> The request
In the data below, find every line that has the string "Hindcast", and copy it.
◆ ◆ ◆ ◆
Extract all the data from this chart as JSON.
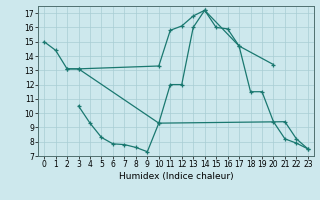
{
  "bg_color": "#cde8ed",
  "grid_color": "#a8cdd4",
  "line_color": "#1a7870",
  "xlabel": "Humidex (Indice chaleur)",
  "xlim": [
    -0.5,
    23.5
  ],
  "ylim": [
    7,
    17.5
  ],
  "xticks": [
    0,
    1,
    2,
    3,
    4,
    5,
    6,
    7,
    8,
    9,
    10,
    11,
    12,
    13,
    14,
    15,
    16,
    17,
    18,
    19,
    20,
    21,
    22,
    23
  ],
  "yticks": [
    7,
    8,
    9,
    10,
    11,
    12,
    13,
    14,
    15,
    16,
    17
  ],
  "line1_x": [
    0,
    1,
    2,
    3,
    10,
    11,
    12,
    13,
    14,
    15,
    16,
    17,
    20
  ],
  "line1_y": [
    15,
    14.4,
    13.1,
    13.1,
    13.3,
    15.8,
    16.1,
    16.8,
    17.2,
    16.0,
    15.9,
    14.7,
    13.4
  ],
  "line2_x": [
    2,
    3,
    10,
    11,
    12,
    13,
    14,
    17,
    18,
    19,
    20,
    21,
    22,
    23
  ],
  "line2_y": [
    13.1,
    13.1,
    9.3,
    12.0,
    12.0,
    16.0,
    17.2,
    14.7,
    11.5,
    11.5,
    9.4,
    8.2,
    7.9,
    7.5
  ],
  "line3_x": [
    3,
    4,
    5,
    6,
    7,
    8,
    9,
    10,
    21,
    22,
    23
  ],
  "line3_y": [
    10.5,
    9.3,
    8.3,
    7.85,
    7.8,
    7.6,
    7.3,
    9.3,
    9.4,
    8.2,
    7.5
  ],
  "tick_fontsize": 5.5,
  "xlabel_fontsize": 6.5,
  "linewidth": 0.9,
  "markersize": 3.5
}
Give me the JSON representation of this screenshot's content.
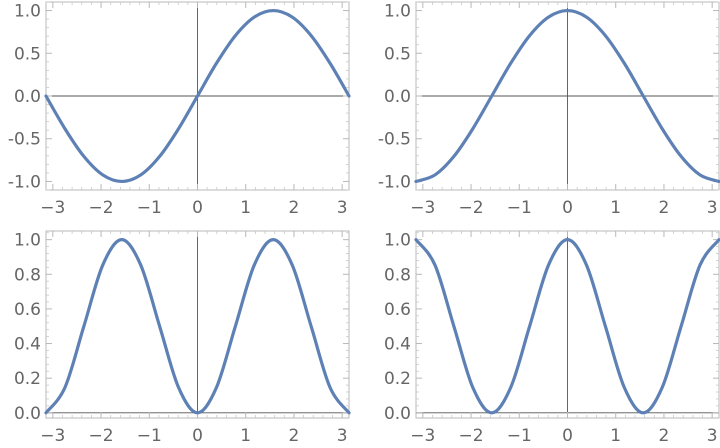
{
  "colors": {
    "series": "#5e81b5",
    "frame": "#b8b8b8",
    "axis": "#555555",
    "tick_label": "#666666"
  },
  "chart_data": [
    {
      "type": "line",
      "title": "",
      "xlabel": "",
      "ylabel": "",
      "xlim": [
        -3.14159,
        3.14159
      ],
      "ylim": [
        -1.1,
        1.1
      ],
      "grid": false,
      "x_ticks": [
        -3,
        -2,
        -1,
        0,
        1,
        2,
        3
      ],
      "x_tick_labels": [
        "−3",
        "−2",
        "−1",
        "0",
        "1",
        "2",
        "3"
      ],
      "y_ticks": [
        -1.0,
        -0.5,
        0.0,
        0.5,
        1.0
      ],
      "y_tick_labels": [
        "-1.0",
        "-0.5",
        "0.0",
        "0.5",
        "1.0"
      ],
      "series": [
        {
          "x": [
            -3.1416,
            -2.7489,
            -2.3562,
            -1.9635,
            -1.5708,
            -1.1781,
            -0.7854,
            -0.3927,
            0,
            0.3927,
            0.7854,
            1.1781,
            1.5708,
            1.9635,
            2.3562,
            2.7489,
            3.1416
          ],
          "y": [
            0,
            -0.383,
            -0.707,
            -0.924,
            -1,
            -0.924,
            -0.707,
            -0.383,
            0,
            0.383,
            0.707,
            0.924,
            1,
            0.924,
            0.707,
            0.383,
            0
          ]
        }
      ]
    },
    {
      "type": "line",
      "title": "",
      "xlabel": "",
      "ylabel": "",
      "xlim": [
        -3.14159,
        3.14159
      ],
      "ylim": [
        -1.1,
        1.1
      ],
      "grid": false,
      "x_ticks": [
        -3,
        -2,
        -1,
        0,
        1,
        2,
        3
      ],
      "x_tick_labels": [
        "−3",
        "−2",
        "−1",
        "0",
        "1",
        "2",
        "3"
      ],
      "y_ticks": [
        -1.0,
        -0.5,
        0.0,
        0.5,
        1.0
      ],
      "y_tick_labels": [
        "-1.0",
        "-0.5",
        "0.0",
        "0.5",
        "1.0"
      ],
      "series": [
        {
          "x": [
            -3.1416,
            -2.7489,
            -2.3562,
            -1.9635,
            -1.5708,
            -1.1781,
            -0.7854,
            -0.3927,
            0,
            0.3927,
            0.7854,
            1.1781,
            1.5708,
            1.9635,
            2.3562,
            2.7489,
            3.1416
          ],
          "y": [
            -1,
            -0.924,
            -0.707,
            -0.383,
            0,
            0.383,
            0.707,
            0.924,
            1,
            0.924,
            0.707,
            0.383,
            0,
            -0.383,
            -0.707,
            -0.924,
            -1
          ]
        }
      ]
    },
    {
      "type": "line",
      "title": "",
      "xlabel": "",
      "ylabel": "",
      "xlim": [
        -3.14159,
        3.14159
      ],
      "ylim": [
        -0.03,
        1.05
      ],
      "grid": false,
      "x_ticks": [
        -3,
        -2,
        -1,
        0,
        1,
        2,
        3
      ],
      "x_tick_labels": [
        "−3",
        "−2",
        "−1",
        "0",
        "1",
        "2",
        "3"
      ],
      "y_ticks": [
        0.0,
        0.2,
        0.4,
        0.6,
        0.8,
        1.0
      ],
      "y_tick_labels": [
        "0.0",
        "0.2",
        "0.4",
        "0.6",
        "0.8",
        "1.0"
      ],
      "series": [
        {
          "x": [
            -3.1416,
            -2.7489,
            -2.3562,
            -1.9635,
            -1.5708,
            -1.1781,
            -0.7854,
            -0.3927,
            0,
            0.3927,
            0.7854,
            1.1781,
            1.5708,
            1.9635,
            2.3562,
            2.7489,
            3.1416
          ],
          "y": [
            0,
            0.146,
            0.5,
            0.854,
            1,
            0.854,
            0.5,
            0.146,
            0,
            0.146,
            0.5,
            0.854,
            1,
            0.854,
            0.5,
            0.146,
            0
          ]
        }
      ]
    },
    {
      "type": "line",
      "title": "",
      "xlabel": "",
      "ylabel": "",
      "xlim": [
        -3.14159,
        3.14159
      ],
      "ylim": [
        -0.03,
        1.05
      ],
      "grid": false,
      "x_ticks": [
        -3,
        -2,
        -1,
        0,
        1,
        2,
        3
      ],
      "x_tick_labels": [
        "−3",
        "−2",
        "−1",
        "0",
        "1",
        "2",
        "3"
      ],
      "y_ticks": [
        0.0,
        0.2,
        0.4,
        0.6,
        0.8,
        1.0
      ],
      "y_tick_labels": [
        "0.0",
        "0.2",
        "0.4",
        "0.6",
        "0.8",
        "1.0"
      ],
      "series": [
        {
          "x": [
            -3.1416,
            -2.7489,
            -2.3562,
            -1.9635,
            -1.5708,
            -1.1781,
            -0.7854,
            -0.3927,
            0,
            0.3927,
            0.7854,
            1.1781,
            1.5708,
            1.9635,
            2.3562,
            2.7489,
            3.1416
          ],
          "y": [
            1,
            0.854,
            0.5,
            0.146,
            0,
            0.146,
            0.5,
            0.854,
            1,
            0.854,
            0.5,
            0.146,
            0,
            0.146,
            0.5,
            0.854,
            1
          ]
        }
      ]
    }
  ]
}
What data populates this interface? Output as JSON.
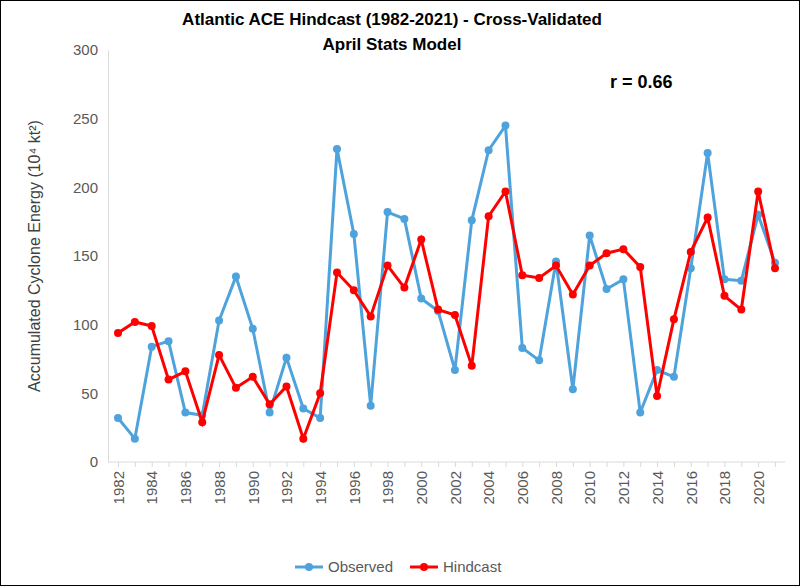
{
  "chart_data": {
    "type": "line",
    "title": "Atlantic ACE Hindcast (1982-2021) - Cross-Validated",
    "subtitle": "April Stats Model",
    "annotation": "r = 0.66",
    "y_label": "Accumulated Cyclone Energy (10⁴ kt²)",
    "categories": [
      "1982",
      null,
      "1984",
      null,
      "1986",
      null,
      "1988",
      null,
      "1990",
      null,
      "1992",
      null,
      "1994",
      null,
      "1996",
      null,
      "1998",
      null,
      "2000",
      null,
      "2002",
      null,
      "2004",
      null,
      "2006",
      null,
      "2008",
      null,
      "2010",
      null,
      "2012",
      null,
      "2014",
      null,
      "2016",
      null,
      "2018",
      null,
      "2020",
      null
    ],
    "series": [
      {
        "name": "Observed",
        "color": "#4ea3dc",
        "marker": "circle",
        "values": [
          32,
          17,
          84,
          88,
          36,
          34,
          103,
          135,
          97,
          36,
          76,
          39,
          32,
          228,
          166,
          41,
          182,
          177,
          119,
          110,
          67,
          176,
          227,
          245,
          83,
          74,
          146,
          53,
          165,
          126,
          133,
          36,
          67,
          62,
          141,
          225,
          133,
          132,
          180,
          145
        ]
      },
      {
        "name": "Hindcast",
        "color": "#ff0000",
        "marker": "circle",
        "values": [
          94,
          102,
          99,
          60,
          66,
          29,
          78,
          54,
          62,
          42,
          55,
          17,
          50,
          138,
          125,
          106,
          143,
          127,
          162,
          111,
          107,
          70,
          179,
          197,
          136,
          134,
          143,
          122,
          143,
          152,
          155,
          142,
          48,
          104,
          153,
          178,
          121,
          111,
          197,
          141
        ]
      }
    ],
    "ylim": [
      0,
      300
    ],
    "yticks": [
      0,
      50,
      100,
      150,
      200,
      250,
      300
    ],
    "grid": false,
    "legend": "bottom"
  }
}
◆ ◆ ◆ ◆
> Complete answer
    "title": "Atlantic ACE Hindcast (1982-2021) - Cross-Validated",
        "name": "Hindcast",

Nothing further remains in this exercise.